*EXERCISE REQUIREMENTS*: Write out the material below again, unchanged.

** START **

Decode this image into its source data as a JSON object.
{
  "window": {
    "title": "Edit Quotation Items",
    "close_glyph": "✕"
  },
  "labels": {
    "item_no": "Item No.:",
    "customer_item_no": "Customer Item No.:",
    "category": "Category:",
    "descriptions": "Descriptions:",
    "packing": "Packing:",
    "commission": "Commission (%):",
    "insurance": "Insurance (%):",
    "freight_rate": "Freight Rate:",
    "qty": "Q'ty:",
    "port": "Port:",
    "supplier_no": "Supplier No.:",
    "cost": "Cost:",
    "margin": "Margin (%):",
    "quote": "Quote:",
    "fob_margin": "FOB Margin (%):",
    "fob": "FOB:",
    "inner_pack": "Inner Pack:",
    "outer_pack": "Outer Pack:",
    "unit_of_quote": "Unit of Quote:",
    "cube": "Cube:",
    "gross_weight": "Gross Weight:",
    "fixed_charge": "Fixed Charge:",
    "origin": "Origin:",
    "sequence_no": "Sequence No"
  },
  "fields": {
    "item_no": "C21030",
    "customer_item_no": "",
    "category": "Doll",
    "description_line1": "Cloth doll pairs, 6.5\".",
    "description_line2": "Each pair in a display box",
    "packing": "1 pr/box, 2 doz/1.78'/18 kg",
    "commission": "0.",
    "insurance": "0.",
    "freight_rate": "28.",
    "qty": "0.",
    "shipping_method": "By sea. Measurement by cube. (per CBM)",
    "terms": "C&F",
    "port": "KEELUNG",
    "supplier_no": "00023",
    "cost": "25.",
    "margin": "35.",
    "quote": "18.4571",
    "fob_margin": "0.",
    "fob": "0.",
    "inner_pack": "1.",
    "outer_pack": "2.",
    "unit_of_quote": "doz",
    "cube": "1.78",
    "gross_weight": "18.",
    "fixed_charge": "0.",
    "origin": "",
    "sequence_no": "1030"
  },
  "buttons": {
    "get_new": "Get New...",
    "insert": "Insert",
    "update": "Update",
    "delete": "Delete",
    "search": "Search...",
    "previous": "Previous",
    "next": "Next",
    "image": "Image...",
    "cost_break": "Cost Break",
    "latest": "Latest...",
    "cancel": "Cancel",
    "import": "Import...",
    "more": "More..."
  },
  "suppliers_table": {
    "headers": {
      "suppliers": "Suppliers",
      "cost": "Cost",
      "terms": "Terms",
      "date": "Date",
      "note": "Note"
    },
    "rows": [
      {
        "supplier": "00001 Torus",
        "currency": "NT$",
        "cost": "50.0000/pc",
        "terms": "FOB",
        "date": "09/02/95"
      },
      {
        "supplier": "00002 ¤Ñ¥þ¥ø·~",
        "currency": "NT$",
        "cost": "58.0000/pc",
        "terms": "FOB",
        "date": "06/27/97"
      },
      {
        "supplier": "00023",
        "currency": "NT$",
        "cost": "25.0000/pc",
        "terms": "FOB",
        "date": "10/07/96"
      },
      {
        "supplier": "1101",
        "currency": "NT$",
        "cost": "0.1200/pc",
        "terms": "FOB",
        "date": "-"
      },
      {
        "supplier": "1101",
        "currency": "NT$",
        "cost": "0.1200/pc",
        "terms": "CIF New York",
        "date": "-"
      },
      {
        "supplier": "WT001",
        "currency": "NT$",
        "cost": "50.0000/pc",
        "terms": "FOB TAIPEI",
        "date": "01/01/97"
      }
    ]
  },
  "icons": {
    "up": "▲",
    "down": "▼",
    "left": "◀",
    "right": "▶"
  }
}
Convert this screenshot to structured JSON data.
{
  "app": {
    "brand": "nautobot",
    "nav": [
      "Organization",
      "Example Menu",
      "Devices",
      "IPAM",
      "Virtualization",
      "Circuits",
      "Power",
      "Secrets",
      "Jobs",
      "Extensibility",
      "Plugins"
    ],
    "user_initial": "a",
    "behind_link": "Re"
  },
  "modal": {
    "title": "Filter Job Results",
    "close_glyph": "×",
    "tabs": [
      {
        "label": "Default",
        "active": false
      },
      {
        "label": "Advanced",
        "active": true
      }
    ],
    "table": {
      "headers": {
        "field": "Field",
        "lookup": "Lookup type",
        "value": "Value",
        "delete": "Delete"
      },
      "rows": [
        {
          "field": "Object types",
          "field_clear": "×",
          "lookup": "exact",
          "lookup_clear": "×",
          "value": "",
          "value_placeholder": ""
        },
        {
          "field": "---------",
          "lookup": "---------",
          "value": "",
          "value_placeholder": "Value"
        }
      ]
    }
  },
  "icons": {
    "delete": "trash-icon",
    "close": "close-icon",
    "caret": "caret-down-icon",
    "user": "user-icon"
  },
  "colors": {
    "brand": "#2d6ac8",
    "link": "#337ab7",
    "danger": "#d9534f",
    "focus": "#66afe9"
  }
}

** END **

*TASK OUTPUT*:
Decode this image into its source data as a JSON object.
{
  "window": {
    "title": "Edit Quotation Items",
    "close_glyph": "✕"
  },
  "labels": {
    "item_no": "Item No.:",
    "customer_item_no": "Customer Item No.:",
    "category": "Category:",
    "descriptions": "Descriptions:",
    "packing": "Packing:",
    "commission": "Commission (%):",
    "insurance": "Insurance (%):",
    "freight_rate": "Freight Rate:",
    "qty": "Q'ty:",
    "port": "Port:",
    "supplier_no": "Supplier No.:",
    "cost": "Cost:",
    "margin": "Margin (%):",
    "quote": "Quote:",
    "fob_margin": "FOB Margin (%):",
    "fob": "FOB:",
    "inner_pack": "Inner Pack:",
    "outer_pack": "Outer Pack:",
    "unit_of_quote": "Unit of Quote:",
    "cube": "Cube:",
    "gross_weight": "Gross Weight:",
    "fixed_charge": "Fixed Charge:",
    "origin": "Origin:",
    "sequence_no": "Sequence No"
  },
  "fields": {
    "item_no": "C21030",
    "customer_item_no": "",
    "category": "Doll",
    "description_line1": "Cloth doll pairs, 6.5\".",
    "description_line2": "Each pair in a display box",
    "packing": "1 pr/box, 2 doz/1.78'/18 kg",
    "commission": "0.",
    "insurance": "0.",
    "freight_rate": "28.",
    "qty": "0.",
    "shipping_method": "By sea. Measurement by cube. (per CBM)",
    "terms": "C&F",
    "port": "KEELUNG",
    "supplier_no": "00023",
    "cost": "25.",
    "margin": "35.",
    "quote": "18.4571",
    "fob_margin": "0.",
    "fob": "0.",
    "inner_pack": "1.",
    "outer_pack": "2.",
    "unit_of_quote": "doz",
    "cube": "1.78",
    "gross_weight": "18.",
    "fixed_charge": "0.",
    "origin": "",
    "sequence_no": "1030"
  },
  "buttons": {
    "get_new": "Get New...",
    "insert": "Insert",
    "update": "Update",
    "delete": "Delete",
    "search": "Search...",
    "previous": "Previous",
    "next": "Next",
    "image": "Image...",
    "cost_break": "Cost Break",
    "latest": "Latest...",
    "cancel": "Cancel",
    "import": "Import...",
    "more": "More..."
  },
  "suppliers_table": {
    "headers": {
      "suppliers": "Suppliers",
      "cost": "Cost",
      "terms": "Terms",
      "date": "Date",
      "note": "Note"
    },
    "rows": [
      {
        "supplier": "00001 Torus",
        "currency": "NT$",
        "cost": "50.0000/pc",
        "terms": "FOB",
        "date": "09/02/95"
      },
      {
        "supplier": "00002 ¤Ñ¥þ¥ø·~",
        "currency": "NT$",
        "cost": "58.0000/pc",
        "terms": "FOB",
        "date": "06/27/97"
      },
      {
        "supplier": "00023",
        "currency": "NT$",
        "cost": "25.0000/pc",
        "terms": "FOB",
        "date": "10/07/96"
      },
      {
        "supplier": "1101",
        "currency": "NT$",
        "cost": "0.1200/pc",
        "terms": "FOB",
        "date": "-"
      },
      {
        "supplier": "1101",
        "currency": "NT$",
        "cost": "0.1200/pc",
        "terms": "CIF New York",
        "date": "-"
      },
      {
        "supplier": "WT001",
        "currency": "NT$",
        "cost": "50.0000/pc",
        "terms": "FOB TAIPEI",
        "date": "01/01/97"
      }
    ]
  },
  "icons": {
    "up": "▲",
    "down": "▼",
    "left": "◀",
    "right": "▶"
  }
}
Convert this screenshot to structured JSON data.
{
  "app": {
    "brand": "nautobot",
    "nav": [
      "Organization",
      "Example Menu",
      "Devices",
      "IPAM",
      "Virtualization",
      "Circuits",
      "Power",
      "Secrets",
      "Jobs",
      "Extensibility",
      "Plugins"
    ],
    "user_initial": "a",
    "behind_link": "Re"
  },
  "modal": {
    "title": "Filter Job Results",
    "close_glyph": "×",
    "tabs": [
      {
        "label": "Default",
        "active": false
      },
      {
        "label": "Advanced",
        "active": true
      }
    ],
    "table": {
      "headers": {
        "field": "Field",
        "lookup": "Lookup type",
        "value": "Value",
        "delete": "Delete"
      },
      "rows": [
        {
          "field": "Object types",
          "field_clear": "×",
          "lookup": "exact",
          "lookup_clear": "×",
          "value": "",
          "value_placeholder": ""
        },
        {
          "field": "---------",
          "lookup": "---------",
          "value": "",
          "value_placeholder": "Value"
        }
      ]
    }
  },
  "icons": {
    "delete": "trash-icon",
    "close": "close-icon",
    "caret": "caret-down-icon",
    "user": "user-icon"
  },
  "colors": {
    "brand": "#2d6ac8",
    "link": "#337ab7",
    "danger": "#d9534f",
    "focus": "#66afe9"
  }
}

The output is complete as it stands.